Return the listing word for word, as given.

=== Supplied records ===

===

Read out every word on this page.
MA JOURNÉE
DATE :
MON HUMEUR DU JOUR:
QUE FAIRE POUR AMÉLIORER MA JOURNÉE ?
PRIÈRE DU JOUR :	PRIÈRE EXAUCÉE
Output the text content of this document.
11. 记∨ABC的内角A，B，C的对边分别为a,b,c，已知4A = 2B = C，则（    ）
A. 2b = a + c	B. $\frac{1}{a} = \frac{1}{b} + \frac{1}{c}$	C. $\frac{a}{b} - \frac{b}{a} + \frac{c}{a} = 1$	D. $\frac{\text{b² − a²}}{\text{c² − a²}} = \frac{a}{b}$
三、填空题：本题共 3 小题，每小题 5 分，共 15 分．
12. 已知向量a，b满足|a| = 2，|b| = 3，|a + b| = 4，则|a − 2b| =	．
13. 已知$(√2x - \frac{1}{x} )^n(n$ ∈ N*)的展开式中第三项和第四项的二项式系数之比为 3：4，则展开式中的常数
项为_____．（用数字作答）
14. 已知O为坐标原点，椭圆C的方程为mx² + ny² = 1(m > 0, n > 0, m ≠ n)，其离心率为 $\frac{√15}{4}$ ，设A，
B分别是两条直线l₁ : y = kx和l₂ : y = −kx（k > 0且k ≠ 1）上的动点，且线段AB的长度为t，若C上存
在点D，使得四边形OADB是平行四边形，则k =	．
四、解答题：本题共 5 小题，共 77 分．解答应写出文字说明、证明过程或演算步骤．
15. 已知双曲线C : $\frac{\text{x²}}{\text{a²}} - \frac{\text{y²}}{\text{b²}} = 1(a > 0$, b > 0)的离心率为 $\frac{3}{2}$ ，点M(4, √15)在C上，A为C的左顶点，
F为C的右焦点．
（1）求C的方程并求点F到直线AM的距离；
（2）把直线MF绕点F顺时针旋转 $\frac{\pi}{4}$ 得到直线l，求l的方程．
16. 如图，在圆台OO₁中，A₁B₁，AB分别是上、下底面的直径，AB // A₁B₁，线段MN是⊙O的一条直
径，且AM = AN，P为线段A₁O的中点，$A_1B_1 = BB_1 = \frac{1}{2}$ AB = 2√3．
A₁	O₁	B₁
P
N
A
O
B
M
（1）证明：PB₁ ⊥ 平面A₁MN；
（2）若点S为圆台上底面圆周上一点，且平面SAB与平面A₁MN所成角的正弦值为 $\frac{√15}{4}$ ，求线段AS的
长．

===

=== Exercise output ===
Read out every word on this page.
MA JOURNÉE
DATE :
MON HUMEUR DU JOUR:
QUE FAIRE POUR AMÉLIORER MA JOURNÉE ?
PRIÈRE DU JOUR :	PRIÈRE EXAUCÉE
Output the text content of this document.
11. 记∨ABC的内角A，B，C的对边分别为a,b,c，已知4A = 2B = C，则（    ）
A. 2b = a + c	B. $\frac{1}{a} = \frac{1}{b} + \frac{1}{c}$	C. $\frac{a}{b} - \frac{b}{a} + \frac{c}{a} = 1$	D. $\frac{\text{b² − a²}}{\text{c² − a²}} = \frac{a}{b}$
三、填空题：本题共 3 小题，每小题 5 分，共 15 分．
12. 已知向量a，b满足|a| = 2，|b| = 3，|a + b| = 4，则|a − 2b| =	．
13. 已知$(√2x - \frac{1}{x} )^n(n$ ∈ N*)的展开式中第三项和第四项的二项式系数之比为 3：4，则展开式中的常数
项为_____．（用数字作答）
14. 已知O为坐标原点，椭圆C的方程为mx² + ny² = 1(m > 0, n > 0, m ≠ n)，其离心率为 $\frac{√15}{4}$ ，设A，
B分别是两条直线l₁ : y = kx和l₂ : y = −kx（k > 0且k ≠ 1）上的动点，且线段AB的长度为t，若C上存
在点D，使得四边形OADB是平行四边形，则k =	．
四、解答题：本题共 5 小题，共 77 分．解答应写出文字说明、证明过程或演算步骤．
15. 已知双曲线C : $\frac{\text{x²}}{\text{a²}} - \frac{\text{y²}}{\text{b²}} = 1(a > 0$, b > 0)的离心率为 $\frac{3}{2}$ ，点M(4, √15)在C上，A为C的左顶点，
F为C的右焦点．
（1）求C的方程并求点F到直线AM的距离；
（2）把直线MF绕点F顺时针旋转 $\frac{\pi}{4}$ 得到直线l，求l的方程．
16. 如图，在圆台OO₁中，A₁B₁，AB分别是上、下底面的直径，AB // A₁B₁，线段MN是⊙O的一条直
径，且AM = AN，P为线段A₁O的中点，$A_1B_1 = BB_1 = \frac{1}{2}$ AB = 2√3．
A₁	O₁	B₁
P
N
A
O
B
M
（1）证明：PB₁ ⊥ 平面A₁MN；
（2）若点S为圆台上底面圆周上一点，且平面SAB与平面A₁MN所成角的正弦值为 $\frac{√15}{4}$ ，求线段AS的
长．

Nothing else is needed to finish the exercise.